>> START STORED RECORDS

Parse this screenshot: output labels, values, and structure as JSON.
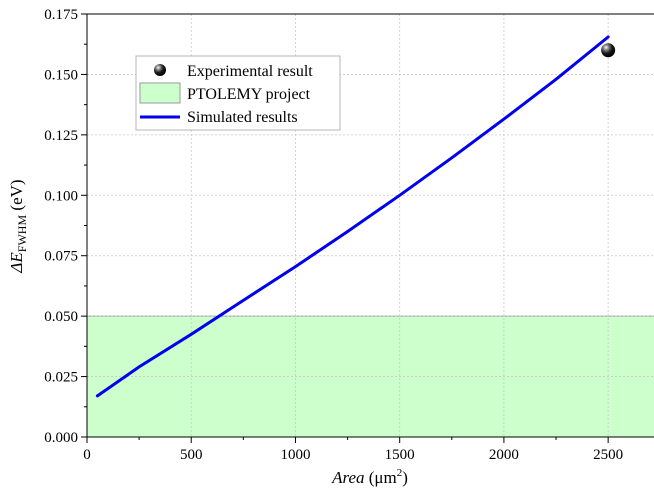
{
  "chart_data": {
    "type": "line",
    "xlabel": {
      "italic": "Area",
      "unit_prefix": " (μm",
      "unit_sup": "2",
      "unit_suffix": ")"
    },
    "ylabel": {
      "prefix": "ΔE",
      "sub": "FWHM",
      "suffix": " (eV)"
    },
    "xlim": [
      0,
      2720
    ],
    "ylim": [
      0,
      0.175
    ],
    "xticks": [
      0,
      500,
      1000,
      1500,
      2000,
      2500
    ],
    "yticks": [
      0.0,
      0.025,
      0.05,
      0.075,
      0.1,
      0.125,
      0.15,
      0.175
    ],
    "ytick_labels": [
      "0.000",
      "0.025",
      "0.050",
      "0.075",
      "0.100",
      "0.125",
      "0.150",
      "0.175"
    ],
    "grid": true,
    "legend_position": "top-left",
    "band": {
      "name": "PTOLEMY project",
      "y_from": 0.0,
      "y_to": 0.05,
      "color": "#ccffcc",
      "edge_color": "#9a9a9a"
    },
    "series": [
      {
        "name": "Simulated results",
        "kind": "line",
        "color": "#0000ee",
        "x": [
          50,
          250,
          500,
          750,
          1000,
          1250,
          1500,
          1750,
          2000,
          2250,
          2500
        ],
        "y": [
          0.017,
          0.029,
          0.0425,
          0.0565,
          0.0705,
          0.085,
          0.1,
          0.1155,
          0.1315,
          0.148,
          0.1655
        ]
      },
      {
        "name": "Experimental result",
        "kind": "scatter",
        "color": "#000000",
        "x": [
          2500
        ],
        "y": [
          0.16
        ]
      }
    ],
    "legend": [
      {
        "marker": "sphere",
        "label": "Experimental result"
      },
      {
        "marker": "patch",
        "label": "PTOLEMY project"
      },
      {
        "marker": "line",
        "label": "Simulated results"
      }
    ]
  }
}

>> END STORED RECORDS

AIM - Transcribe the whole listing exactly. Pictures are excluded.

FULL SOLUTION -
Parse this screenshot: output labels, values, and structure as JSON.
{
  "chart_data": {
    "type": "line",
    "xlabel": {
      "italic": "Area",
      "unit_prefix": " (μm",
      "unit_sup": "2",
      "unit_suffix": ")"
    },
    "ylabel": {
      "prefix": "ΔE",
      "sub": "FWHM",
      "suffix": " (eV)"
    },
    "xlim": [
      0,
      2720
    ],
    "ylim": [
      0,
      0.175
    ],
    "xticks": [
      0,
      500,
      1000,
      1500,
      2000,
      2500
    ],
    "yticks": [
      0.0,
      0.025,
      0.05,
      0.075,
      0.1,
      0.125,
      0.15,
      0.175
    ],
    "ytick_labels": [
      "0.000",
      "0.025",
      "0.050",
      "0.075",
      "0.100",
      "0.125",
      "0.150",
      "0.175"
    ],
    "grid": true,
    "legend_position": "top-left",
    "band": {
      "name": "PTOLEMY project",
      "y_from": 0.0,
      "y_to": 0.05,
      "color": "#ccffcc",
      "edge_color": "#9a9a9a"
    },
    "series": [
      {
        "name": "Simulated results",
        "kind": "line",
        "color": "#0000ee",
        "x": [
          50,
          250,
          500,
          750,
          1000,
          1250,
          1500,
          1750,
          2000,
          2250,
          2500
        ],
        "y": [
          0.017,
          0.029,
          0.0425,
          0.0565,
          0.0705,
          0.085,
          0.1,
          0.1155,
          0.1315,
          0.148,
          0.1655
        ]
      },
      {
        "name": "Experimental result",
        "kind": "scatter",
        "color": "#000000",
        "x": [
          2500
        ],
        "y": [
          0.16
        ]
      }
    ],
    "legend": [
      {
        "marker": "sphere",
        "label": "Experimental result"
      },
      {
        "marker": "patch",
        "label": "PTOLEMY project"
      },
      {
        "marker": "line",
        "label": "Simulated results"
      }
    ]
  }
}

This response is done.